*** Opening GIVEN ENTRIES ***

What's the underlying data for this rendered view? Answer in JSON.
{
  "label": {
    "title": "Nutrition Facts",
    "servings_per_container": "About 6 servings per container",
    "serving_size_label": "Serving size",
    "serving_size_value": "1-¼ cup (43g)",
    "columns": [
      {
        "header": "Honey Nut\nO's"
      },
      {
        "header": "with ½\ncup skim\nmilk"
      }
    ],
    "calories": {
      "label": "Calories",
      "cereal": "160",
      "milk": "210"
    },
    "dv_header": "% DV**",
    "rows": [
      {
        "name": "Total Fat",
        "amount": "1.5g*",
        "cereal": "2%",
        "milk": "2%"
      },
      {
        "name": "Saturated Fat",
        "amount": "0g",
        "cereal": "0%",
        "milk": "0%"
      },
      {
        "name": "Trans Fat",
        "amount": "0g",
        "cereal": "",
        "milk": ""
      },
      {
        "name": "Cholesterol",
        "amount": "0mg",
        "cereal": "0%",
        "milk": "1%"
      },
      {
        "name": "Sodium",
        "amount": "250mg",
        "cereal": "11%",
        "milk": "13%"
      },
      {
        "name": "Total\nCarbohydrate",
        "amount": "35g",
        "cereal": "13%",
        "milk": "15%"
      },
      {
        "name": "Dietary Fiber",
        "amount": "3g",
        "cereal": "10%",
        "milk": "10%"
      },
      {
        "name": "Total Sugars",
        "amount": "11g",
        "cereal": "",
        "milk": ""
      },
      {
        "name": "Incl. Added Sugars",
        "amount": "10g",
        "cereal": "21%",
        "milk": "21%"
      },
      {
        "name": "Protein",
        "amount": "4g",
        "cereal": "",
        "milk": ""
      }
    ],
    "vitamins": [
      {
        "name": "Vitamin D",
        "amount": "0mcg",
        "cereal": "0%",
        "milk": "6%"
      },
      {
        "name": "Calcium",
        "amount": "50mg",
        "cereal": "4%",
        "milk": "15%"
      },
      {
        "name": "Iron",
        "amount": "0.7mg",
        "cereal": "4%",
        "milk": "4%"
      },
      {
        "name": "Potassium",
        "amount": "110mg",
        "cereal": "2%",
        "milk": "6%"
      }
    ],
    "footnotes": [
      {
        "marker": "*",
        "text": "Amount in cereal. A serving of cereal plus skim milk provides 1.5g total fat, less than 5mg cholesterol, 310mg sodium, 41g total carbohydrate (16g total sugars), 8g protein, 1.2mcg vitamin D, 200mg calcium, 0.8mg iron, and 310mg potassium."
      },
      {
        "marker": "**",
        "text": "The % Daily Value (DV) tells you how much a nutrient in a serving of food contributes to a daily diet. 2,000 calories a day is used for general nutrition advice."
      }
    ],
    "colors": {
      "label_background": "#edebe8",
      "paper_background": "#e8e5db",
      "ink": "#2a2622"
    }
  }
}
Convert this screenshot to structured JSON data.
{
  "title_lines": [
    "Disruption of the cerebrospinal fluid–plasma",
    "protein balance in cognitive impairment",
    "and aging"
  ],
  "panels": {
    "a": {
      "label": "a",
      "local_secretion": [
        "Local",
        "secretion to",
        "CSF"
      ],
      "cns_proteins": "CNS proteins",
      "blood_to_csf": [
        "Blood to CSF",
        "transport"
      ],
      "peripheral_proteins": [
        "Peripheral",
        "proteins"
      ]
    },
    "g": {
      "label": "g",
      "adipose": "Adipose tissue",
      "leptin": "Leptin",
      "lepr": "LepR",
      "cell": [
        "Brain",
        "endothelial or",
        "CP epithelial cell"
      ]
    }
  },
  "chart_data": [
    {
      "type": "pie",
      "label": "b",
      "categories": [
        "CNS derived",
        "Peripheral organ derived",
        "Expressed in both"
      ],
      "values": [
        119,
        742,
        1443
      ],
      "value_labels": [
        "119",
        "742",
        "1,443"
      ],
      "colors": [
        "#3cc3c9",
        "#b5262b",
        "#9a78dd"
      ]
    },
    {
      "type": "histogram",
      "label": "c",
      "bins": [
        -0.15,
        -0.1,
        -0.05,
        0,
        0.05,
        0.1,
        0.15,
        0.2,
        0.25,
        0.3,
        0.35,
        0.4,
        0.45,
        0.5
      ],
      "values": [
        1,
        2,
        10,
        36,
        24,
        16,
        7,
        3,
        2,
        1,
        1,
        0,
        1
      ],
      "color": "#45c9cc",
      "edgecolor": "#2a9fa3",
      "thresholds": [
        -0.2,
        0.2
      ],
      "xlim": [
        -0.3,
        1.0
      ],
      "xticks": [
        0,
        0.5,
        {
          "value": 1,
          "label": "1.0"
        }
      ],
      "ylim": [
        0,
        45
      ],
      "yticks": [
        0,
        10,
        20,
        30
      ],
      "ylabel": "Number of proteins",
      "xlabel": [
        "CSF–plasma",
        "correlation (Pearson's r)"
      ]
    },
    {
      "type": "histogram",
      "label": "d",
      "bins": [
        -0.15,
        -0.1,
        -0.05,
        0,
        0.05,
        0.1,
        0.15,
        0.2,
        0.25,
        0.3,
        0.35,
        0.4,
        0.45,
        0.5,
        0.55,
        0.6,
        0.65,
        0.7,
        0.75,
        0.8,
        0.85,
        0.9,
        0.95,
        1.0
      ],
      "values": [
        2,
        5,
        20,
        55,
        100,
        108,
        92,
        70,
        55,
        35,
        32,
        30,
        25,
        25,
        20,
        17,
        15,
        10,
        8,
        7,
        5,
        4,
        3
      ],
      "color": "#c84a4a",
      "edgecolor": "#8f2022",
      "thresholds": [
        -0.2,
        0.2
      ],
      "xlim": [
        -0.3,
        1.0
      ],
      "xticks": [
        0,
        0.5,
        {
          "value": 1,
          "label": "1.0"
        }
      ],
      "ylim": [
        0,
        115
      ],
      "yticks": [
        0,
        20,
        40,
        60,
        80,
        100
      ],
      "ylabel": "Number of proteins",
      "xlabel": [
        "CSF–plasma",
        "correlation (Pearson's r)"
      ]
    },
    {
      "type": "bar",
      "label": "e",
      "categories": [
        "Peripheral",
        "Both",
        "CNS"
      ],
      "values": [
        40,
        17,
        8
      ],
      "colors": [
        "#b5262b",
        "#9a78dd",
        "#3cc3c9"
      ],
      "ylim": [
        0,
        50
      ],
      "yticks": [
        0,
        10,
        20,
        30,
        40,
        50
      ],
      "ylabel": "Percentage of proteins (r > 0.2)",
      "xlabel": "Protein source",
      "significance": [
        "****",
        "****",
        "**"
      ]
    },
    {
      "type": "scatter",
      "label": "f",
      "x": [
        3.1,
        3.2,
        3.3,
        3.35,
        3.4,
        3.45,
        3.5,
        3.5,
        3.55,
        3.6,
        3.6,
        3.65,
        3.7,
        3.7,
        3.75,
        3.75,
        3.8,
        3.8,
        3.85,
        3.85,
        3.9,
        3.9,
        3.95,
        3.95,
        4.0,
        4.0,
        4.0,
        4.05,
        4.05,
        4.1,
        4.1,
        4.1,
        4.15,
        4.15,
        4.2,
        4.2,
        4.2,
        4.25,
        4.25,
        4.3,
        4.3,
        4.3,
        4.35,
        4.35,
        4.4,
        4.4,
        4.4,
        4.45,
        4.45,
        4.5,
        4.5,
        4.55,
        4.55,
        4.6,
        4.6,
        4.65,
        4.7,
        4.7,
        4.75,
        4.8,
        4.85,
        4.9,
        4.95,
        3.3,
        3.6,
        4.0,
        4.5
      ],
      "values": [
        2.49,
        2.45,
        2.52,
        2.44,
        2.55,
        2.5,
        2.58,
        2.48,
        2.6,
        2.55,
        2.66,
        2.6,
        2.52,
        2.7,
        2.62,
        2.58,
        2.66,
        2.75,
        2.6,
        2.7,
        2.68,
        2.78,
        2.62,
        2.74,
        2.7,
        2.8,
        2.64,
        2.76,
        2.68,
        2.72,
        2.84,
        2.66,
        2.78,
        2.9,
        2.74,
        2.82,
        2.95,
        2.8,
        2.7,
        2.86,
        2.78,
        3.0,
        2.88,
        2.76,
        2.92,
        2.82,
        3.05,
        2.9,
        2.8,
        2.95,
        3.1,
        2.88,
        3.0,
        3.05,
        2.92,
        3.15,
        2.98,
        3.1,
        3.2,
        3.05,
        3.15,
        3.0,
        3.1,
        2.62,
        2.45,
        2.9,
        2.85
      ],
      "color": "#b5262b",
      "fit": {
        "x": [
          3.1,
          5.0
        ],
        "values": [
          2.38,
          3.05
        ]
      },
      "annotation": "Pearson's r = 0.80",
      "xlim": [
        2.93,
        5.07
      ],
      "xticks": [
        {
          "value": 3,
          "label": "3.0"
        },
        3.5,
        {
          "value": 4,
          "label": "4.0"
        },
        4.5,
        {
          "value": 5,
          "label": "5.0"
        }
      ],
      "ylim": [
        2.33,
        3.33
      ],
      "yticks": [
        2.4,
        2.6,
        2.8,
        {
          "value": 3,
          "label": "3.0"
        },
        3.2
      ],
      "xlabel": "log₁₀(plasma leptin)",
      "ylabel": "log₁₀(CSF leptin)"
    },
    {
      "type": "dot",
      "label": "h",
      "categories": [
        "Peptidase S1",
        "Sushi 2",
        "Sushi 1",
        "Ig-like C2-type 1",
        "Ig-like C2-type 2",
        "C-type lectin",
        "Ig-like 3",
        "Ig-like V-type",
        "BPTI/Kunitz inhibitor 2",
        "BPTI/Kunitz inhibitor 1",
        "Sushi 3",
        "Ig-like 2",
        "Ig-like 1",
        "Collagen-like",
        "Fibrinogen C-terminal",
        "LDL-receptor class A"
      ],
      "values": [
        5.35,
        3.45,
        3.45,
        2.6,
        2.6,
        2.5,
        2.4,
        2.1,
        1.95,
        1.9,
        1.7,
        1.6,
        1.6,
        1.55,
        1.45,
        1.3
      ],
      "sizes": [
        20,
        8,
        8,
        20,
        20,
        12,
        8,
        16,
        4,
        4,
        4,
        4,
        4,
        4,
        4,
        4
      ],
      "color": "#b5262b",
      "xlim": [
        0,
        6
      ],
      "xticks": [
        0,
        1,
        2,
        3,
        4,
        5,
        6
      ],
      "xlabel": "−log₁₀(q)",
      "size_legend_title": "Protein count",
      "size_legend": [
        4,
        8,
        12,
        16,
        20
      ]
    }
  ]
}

*** Closing GIVEN ENTRIES ***

→ **YOUR ASSIGNMENT**
What lines hold the string "like"? Pick them out of the data.

→ **RESULT OF THE TASK**
        "Ig-like C2-type 1",
        "Ig-like C2-type 2",
        "Ig-like 3",
        "Ig-like V-type",
        "Ig-like 2",
        "Ig-like 1",
        "Collagen-like",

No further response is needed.